Supplied records ▸
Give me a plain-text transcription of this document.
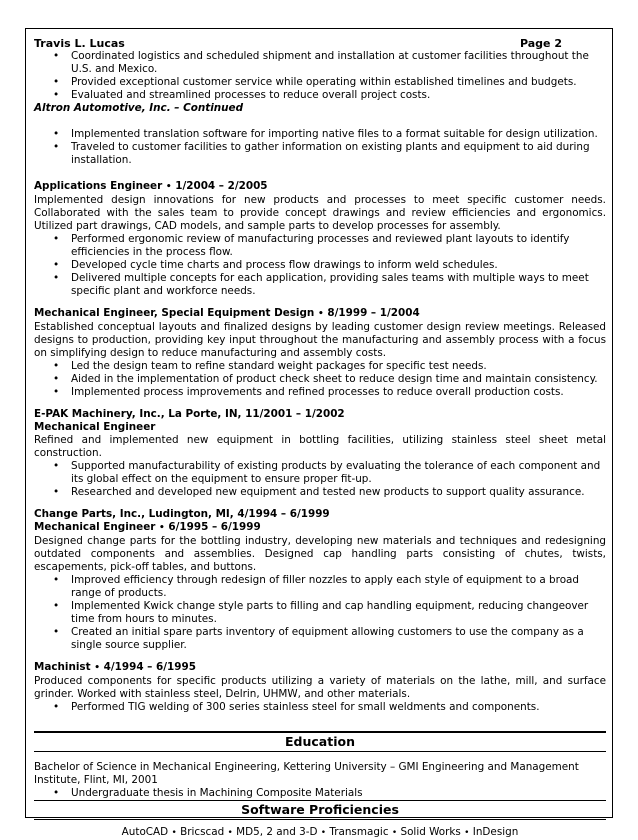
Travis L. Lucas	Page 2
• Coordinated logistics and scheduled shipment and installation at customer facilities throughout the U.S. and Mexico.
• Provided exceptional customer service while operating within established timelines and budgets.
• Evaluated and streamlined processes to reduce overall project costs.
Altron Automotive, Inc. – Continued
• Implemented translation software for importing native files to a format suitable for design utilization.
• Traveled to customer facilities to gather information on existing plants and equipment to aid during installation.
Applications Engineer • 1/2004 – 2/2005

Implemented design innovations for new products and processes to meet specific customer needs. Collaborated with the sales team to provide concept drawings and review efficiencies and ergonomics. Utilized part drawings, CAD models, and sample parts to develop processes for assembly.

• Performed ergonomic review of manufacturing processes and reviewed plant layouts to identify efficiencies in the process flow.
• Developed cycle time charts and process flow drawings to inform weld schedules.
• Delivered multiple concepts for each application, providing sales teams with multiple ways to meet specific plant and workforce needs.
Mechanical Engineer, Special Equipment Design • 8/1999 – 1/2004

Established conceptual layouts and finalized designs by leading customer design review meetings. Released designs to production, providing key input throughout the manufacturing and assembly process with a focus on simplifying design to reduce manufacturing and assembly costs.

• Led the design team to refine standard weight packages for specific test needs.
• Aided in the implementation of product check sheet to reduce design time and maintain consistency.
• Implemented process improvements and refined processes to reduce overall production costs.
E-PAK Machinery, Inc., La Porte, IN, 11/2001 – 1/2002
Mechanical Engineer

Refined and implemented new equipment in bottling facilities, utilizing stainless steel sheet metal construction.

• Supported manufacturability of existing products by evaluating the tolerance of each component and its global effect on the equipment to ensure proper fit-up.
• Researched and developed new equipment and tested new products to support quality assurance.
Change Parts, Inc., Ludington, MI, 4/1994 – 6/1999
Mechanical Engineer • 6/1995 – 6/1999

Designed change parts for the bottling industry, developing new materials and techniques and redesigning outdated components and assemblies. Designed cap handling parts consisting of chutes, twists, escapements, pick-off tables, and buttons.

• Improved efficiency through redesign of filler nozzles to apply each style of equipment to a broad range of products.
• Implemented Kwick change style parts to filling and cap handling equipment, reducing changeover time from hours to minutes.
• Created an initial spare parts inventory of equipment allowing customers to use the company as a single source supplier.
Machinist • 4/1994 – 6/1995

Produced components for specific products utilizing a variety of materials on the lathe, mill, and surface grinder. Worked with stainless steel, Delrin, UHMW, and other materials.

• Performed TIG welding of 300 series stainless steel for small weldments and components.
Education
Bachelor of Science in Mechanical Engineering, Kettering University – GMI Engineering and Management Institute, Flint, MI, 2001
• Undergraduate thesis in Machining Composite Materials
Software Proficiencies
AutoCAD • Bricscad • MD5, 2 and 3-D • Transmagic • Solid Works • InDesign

What is needed ▸ Print each line of the material above exactly, with the pictures removed from your copy.

Result ▸
Give me a plain-text transcription of this document.
Travis L. Lucas	Page 2
• Coordinated logistics and scheduled shipment and installation at customer facilities throughout the U.S. and Mexico.
• Provided exceptional customer service while operating within established timelines and budgets.
• Evaluated and streamlined processes to reduce overall project costs.
Altron Automotive, Inc. – Continued
• Implemented translation software for importing native files to a format suitable for design utilization.
• Traveled to customer facilities to gather information on existing plants and equipment to aid during installation.
Applications Engineer • 1/2004 – 2/2005

Implemented design innovations for new products and processes to meet specific customer needs. Collaborated with the sales team to provide concept drawings and review efficiencies and ergonomics. Utilized part drawings, CAD models, and sample parts to develop processes for assembly.

• Performed ergonomic review of manufacturing processes and reviewed plant layouts to identify efficiencies in the process flow.
• Developed cycle time charts and process flow drawings to inform weld schedules.
• Delivered multiple concepts for each application, providing sales teams with multiple ways to meet specific plant and workforce needs.
Mechanical Engineer, Special Equipment Design • 8/1999 – 1/2004

Established conceptual layouts and finalized designs by leading customer design review meetings. Released designs to production, providing key input throughout the manufacturing and assembly process with a focus on simplifying design to reduce manufacturing and assembly costs.

• Led the design team to refine standard weight packages for specific test needs.
• Aided in the implementation of product check sheet to reduce design time and maintain consistency.
• Implemented process improvements and refined processes to reduce overall production costs.
E-PAK Machinery, Inc., La Porte, IN, 11/2001 – 1/2002
Mechanical Engineer

Refined and implemented new equipment in bottling facilities, utilizing stainless steel sheet metal construction.

• Supported manufacturability of existing products by evaluating the tolerance of each component and its global effect on the equipment to ensure proper fit-up.
• Researched and developed new equipment and tested new products to support quality assurance.
Change Parts, Inc., Ludington, MI, 4/1994 – 6/1999
Mechanical Engineer • 6/1995 – 6/1999

Designed change parts for the bottling industry, developing new materials and techniques and redesigning outdated components and assemblies. Designed cap handling parts consisting of chutes, twists, escapements, pick-off tables, and buttons.

• Improved efficiency through redesign of filler nozzles to apply each style of equipment to a broad range of products.
• Implemented Kwick change style parts to filling and cap handling equipment, reducing changeover time from hours to minutes.
• Created an initial spare parts inventory of equipment allowing customers to use the company as a single source supplier.
Machinist • 4/1994 – 6/1995

Produced components for specific products utilizing a variety of materials on the lathe, mill, and surface grinder. Worked with stainless steel, Delrin, UHMW, and other materials.

• Performed TIG welding of 300 series stainless steel for small weldments and components.
Education
Bachelor of Science in Mechanical Engineering, Kettering University – GMI Engineering and Management Institute, Flint, MI, 2001
• Undergraduate thesis in Machining Composite Materials
Software Proficiencies
AutoCAD • Bricscad • MD5, 2 and 3-D • Transmagic • Solid Works • InDesign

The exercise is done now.